Objective:
Update the lines that begin at the one containing "290, 952, 364]" and stop after the one containing "362, 782, 436]": give them again with "table-row" changed to "data-row" and everything else left as is.

Rows:
= = = =

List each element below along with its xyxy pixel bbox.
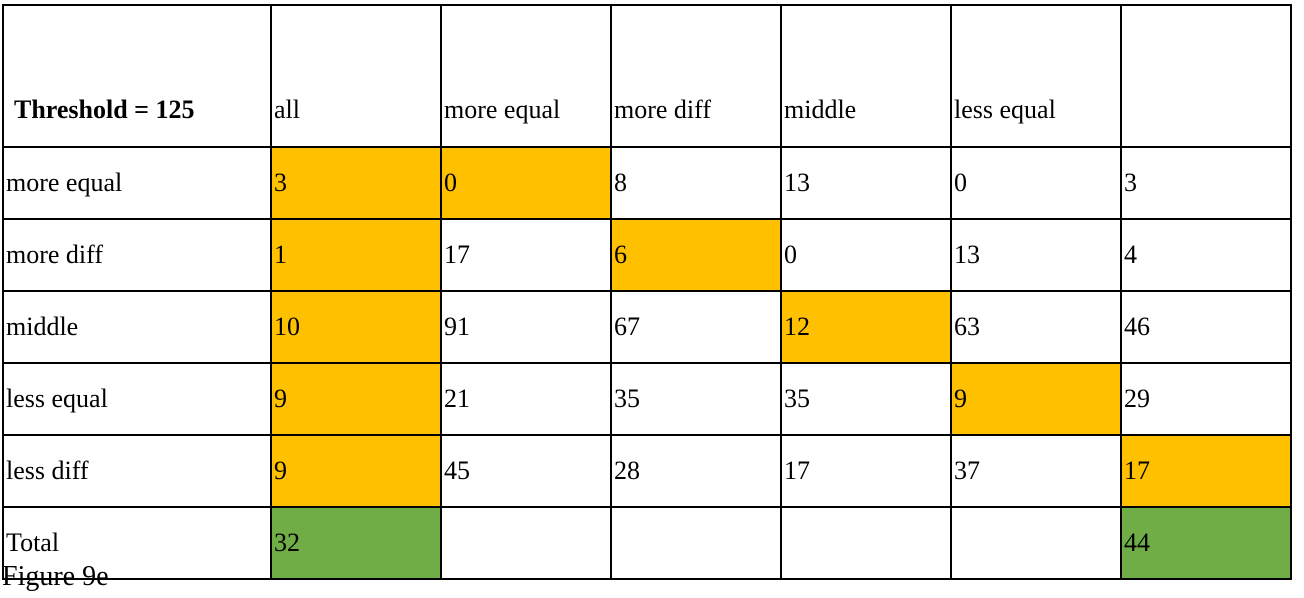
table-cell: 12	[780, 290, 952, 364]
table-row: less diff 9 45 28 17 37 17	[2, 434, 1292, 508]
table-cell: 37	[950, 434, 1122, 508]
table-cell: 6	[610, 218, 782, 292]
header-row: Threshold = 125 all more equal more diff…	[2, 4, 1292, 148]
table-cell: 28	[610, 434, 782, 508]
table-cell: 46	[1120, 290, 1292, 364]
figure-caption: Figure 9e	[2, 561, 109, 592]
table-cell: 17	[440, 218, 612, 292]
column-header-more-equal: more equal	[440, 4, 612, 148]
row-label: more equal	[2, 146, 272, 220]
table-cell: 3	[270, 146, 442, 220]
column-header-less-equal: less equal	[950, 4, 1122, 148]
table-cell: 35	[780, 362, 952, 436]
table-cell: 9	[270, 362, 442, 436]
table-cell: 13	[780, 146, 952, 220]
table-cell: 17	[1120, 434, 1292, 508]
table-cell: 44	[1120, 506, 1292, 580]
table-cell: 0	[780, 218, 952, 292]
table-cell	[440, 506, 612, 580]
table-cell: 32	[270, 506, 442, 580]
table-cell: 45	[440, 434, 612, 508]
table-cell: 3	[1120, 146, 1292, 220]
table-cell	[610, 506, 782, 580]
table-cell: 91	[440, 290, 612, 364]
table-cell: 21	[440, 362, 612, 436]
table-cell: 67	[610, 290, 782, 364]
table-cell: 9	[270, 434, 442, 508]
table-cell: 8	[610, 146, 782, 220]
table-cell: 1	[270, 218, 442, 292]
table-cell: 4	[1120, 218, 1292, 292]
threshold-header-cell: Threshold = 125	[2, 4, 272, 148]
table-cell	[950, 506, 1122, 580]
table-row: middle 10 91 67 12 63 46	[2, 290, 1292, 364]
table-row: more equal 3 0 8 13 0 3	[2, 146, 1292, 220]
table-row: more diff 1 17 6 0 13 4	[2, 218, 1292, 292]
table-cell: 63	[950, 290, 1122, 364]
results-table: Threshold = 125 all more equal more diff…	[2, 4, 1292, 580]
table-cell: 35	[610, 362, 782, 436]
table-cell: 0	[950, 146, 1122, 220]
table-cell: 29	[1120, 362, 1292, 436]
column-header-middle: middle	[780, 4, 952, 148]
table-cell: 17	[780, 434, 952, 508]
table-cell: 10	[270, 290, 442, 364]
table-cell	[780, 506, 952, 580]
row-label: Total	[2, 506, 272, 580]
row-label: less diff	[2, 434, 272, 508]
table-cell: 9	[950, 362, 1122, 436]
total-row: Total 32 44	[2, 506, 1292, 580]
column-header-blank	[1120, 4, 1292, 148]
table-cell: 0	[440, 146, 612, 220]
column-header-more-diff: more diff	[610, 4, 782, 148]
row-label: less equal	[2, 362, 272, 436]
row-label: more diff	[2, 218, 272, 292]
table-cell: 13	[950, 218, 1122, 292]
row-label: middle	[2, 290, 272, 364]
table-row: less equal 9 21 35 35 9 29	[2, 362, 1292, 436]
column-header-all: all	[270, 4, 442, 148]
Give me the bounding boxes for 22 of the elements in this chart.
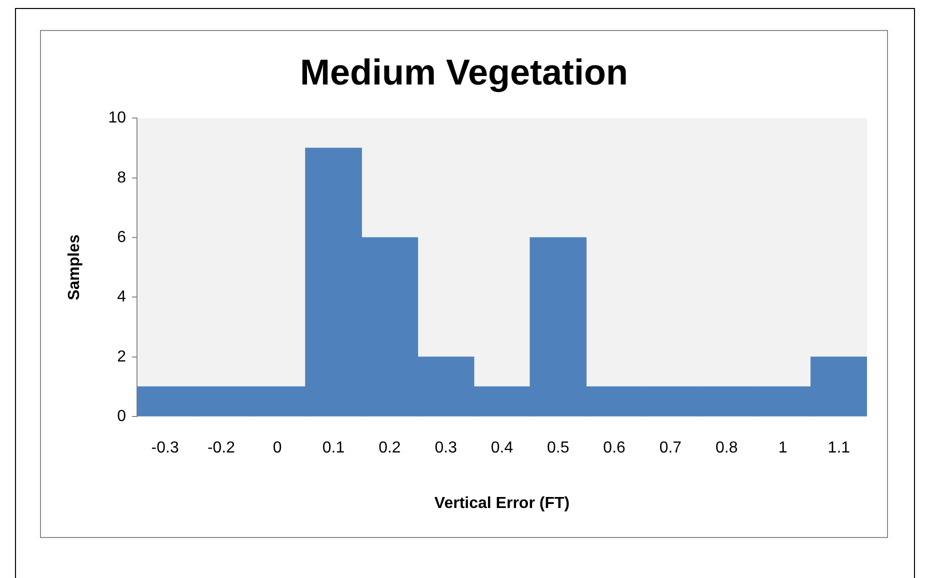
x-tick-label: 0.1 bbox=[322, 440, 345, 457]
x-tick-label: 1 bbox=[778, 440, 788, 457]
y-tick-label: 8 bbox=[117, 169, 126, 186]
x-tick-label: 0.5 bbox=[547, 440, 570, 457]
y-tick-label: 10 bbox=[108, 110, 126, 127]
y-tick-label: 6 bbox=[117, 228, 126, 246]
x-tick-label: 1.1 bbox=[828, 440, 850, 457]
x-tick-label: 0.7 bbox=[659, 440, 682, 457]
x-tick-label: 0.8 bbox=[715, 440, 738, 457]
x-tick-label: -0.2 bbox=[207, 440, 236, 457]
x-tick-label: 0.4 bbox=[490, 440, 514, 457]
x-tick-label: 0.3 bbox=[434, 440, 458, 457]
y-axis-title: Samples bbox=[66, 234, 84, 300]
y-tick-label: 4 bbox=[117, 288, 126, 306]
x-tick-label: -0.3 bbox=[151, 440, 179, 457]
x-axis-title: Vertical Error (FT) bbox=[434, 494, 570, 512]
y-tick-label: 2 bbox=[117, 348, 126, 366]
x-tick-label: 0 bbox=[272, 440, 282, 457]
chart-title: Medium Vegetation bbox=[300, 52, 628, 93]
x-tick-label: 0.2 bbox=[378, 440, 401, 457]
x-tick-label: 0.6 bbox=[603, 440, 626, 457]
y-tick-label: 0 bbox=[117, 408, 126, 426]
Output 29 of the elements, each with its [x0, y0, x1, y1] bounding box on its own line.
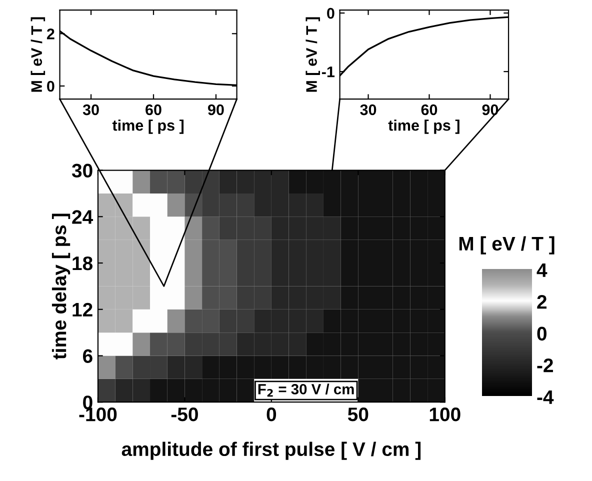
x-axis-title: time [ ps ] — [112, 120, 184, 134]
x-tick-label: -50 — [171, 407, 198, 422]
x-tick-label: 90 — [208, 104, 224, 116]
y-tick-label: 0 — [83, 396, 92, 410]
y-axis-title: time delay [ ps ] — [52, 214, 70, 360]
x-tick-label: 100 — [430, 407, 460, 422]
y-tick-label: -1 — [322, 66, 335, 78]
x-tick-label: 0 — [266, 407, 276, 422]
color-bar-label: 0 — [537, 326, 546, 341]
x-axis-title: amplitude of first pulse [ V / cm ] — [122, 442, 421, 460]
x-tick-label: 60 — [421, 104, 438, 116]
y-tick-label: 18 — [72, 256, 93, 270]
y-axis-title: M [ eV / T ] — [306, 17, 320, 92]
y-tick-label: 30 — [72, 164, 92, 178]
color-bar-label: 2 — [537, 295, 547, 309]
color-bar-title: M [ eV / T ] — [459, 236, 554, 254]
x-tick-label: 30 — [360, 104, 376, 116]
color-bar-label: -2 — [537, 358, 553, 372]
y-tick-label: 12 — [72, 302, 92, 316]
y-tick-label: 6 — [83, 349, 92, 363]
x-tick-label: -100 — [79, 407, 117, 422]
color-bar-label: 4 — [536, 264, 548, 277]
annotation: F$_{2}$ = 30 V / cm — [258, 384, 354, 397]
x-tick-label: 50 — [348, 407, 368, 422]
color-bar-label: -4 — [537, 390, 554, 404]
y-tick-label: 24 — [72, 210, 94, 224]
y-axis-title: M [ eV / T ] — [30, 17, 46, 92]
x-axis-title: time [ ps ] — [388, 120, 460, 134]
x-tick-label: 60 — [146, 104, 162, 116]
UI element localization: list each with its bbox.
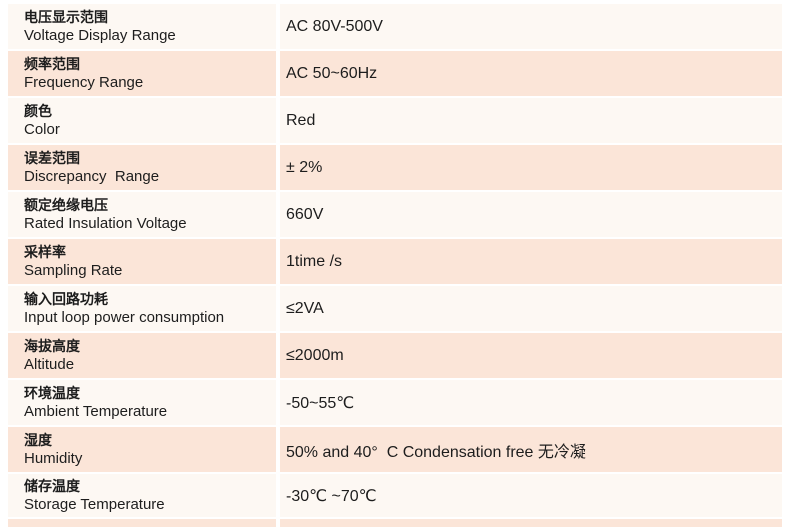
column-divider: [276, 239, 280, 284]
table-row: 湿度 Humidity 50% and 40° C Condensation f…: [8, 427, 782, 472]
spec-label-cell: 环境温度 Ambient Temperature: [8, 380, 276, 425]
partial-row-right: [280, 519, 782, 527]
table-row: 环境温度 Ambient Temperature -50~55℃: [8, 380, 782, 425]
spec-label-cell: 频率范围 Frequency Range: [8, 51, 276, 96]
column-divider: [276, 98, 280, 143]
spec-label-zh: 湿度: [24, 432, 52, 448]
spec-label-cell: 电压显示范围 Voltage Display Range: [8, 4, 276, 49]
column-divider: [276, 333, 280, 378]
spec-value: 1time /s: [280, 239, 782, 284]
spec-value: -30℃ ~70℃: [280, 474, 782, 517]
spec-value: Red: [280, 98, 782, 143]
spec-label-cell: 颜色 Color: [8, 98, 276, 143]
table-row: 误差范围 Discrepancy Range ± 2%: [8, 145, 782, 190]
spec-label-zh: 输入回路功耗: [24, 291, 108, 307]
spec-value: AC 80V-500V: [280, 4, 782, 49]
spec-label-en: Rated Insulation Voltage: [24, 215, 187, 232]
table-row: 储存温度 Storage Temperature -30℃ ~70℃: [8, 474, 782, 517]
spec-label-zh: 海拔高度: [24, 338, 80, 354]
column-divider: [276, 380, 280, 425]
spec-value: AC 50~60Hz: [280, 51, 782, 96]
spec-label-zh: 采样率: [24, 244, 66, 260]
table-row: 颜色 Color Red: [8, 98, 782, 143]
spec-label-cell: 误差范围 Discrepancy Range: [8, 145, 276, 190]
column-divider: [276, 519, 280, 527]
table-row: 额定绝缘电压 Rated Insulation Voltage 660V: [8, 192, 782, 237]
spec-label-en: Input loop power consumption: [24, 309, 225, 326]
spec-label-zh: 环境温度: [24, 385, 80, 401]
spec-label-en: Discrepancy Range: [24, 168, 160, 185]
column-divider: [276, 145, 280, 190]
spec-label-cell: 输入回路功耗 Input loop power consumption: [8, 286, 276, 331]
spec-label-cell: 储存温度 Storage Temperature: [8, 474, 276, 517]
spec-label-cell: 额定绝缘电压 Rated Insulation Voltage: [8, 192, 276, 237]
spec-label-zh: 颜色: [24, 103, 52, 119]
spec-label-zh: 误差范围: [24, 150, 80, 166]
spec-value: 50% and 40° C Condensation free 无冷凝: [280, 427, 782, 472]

= = = =

The result:
table-cell: 12	[780, 290, 952, 364]
data-row: less diff 9 45 28 17 37 17	[2, 434, 1292, 508]
table-cell: 37	[950, 434, 1122, 508]
table-cell: 6	[610, 218, 782, 292]
header-row: Threshold = 125 all more equal more diff…	[2, 4, 1292, 148]
table-cell: 28	[610, 434, 782, 508]
table-cell: 46	[1120, 290, 1292, 364]
figure-caption: Figure 9e	[2, 561, 109, 592]
table-cell: 17	[440, 218, 612, 292]
column-header-more-equal: more equal	[440, 4, 612, 148]
row-label: more equal	[2, 146, 272, 220]
table-cell: 3	[270, 146, 442, 220]
column-header-less-equal: less equal	[950, 4, 1122, 148]
table-cell: 35	[780, 362, 952, 436]
table-cell: 9	[270, 362, 442, 436]
table-cell: 13	[780, 146, 952, 220]
table-cell: 17	[1120, 434, 1292, 508]
table-cell: 44	[1120, 506, 1292, 580]
table-cell: 0	[780, 218, 952, 292]
table-cell	[440, 506, 612, 580]
table-cell: 32	[270, 506, 442, 580]
table-cell: 45	[440, 434, 612, 508]
table-cell: 3	[1120, 146, 1292, 220]
table-cell	[610, 506, 782, 580]
table-cell: 91	[440, 290, 612, 364]
table-cell: 21	[440, 362, 612, 436]
table-cell: 67	[610, 290, 782, 364]
table-cell: 9	[270, 434, 442, 508]
table-cell: 8	[610, 146, 782, 220]
table-cell: 1	[270, 218, 442, 292]
table-cell: 4	[1120, 218, 1292, 292]
threshold-header-cell: Threshold = 125	[2, 4, 272, 148]
table-cell	[950, 506, 1122, 580]
data-row: middle 10 91 67 12 63 46	[2, 290, 1292, 364]
data-row: more equal 3 0 8 13 0 3	[2, 146, 1292, 220]
data-row: more diff 1 17 6 0 13 4	[2, 218, 1292, 292]
table-cell: 63	[950, 290, 1122, 364]
results-table: Threshold = 125 all more equal more diff…	[2, 4, 1292, 580]
table-cell: 35	[610, 362, 782, 436]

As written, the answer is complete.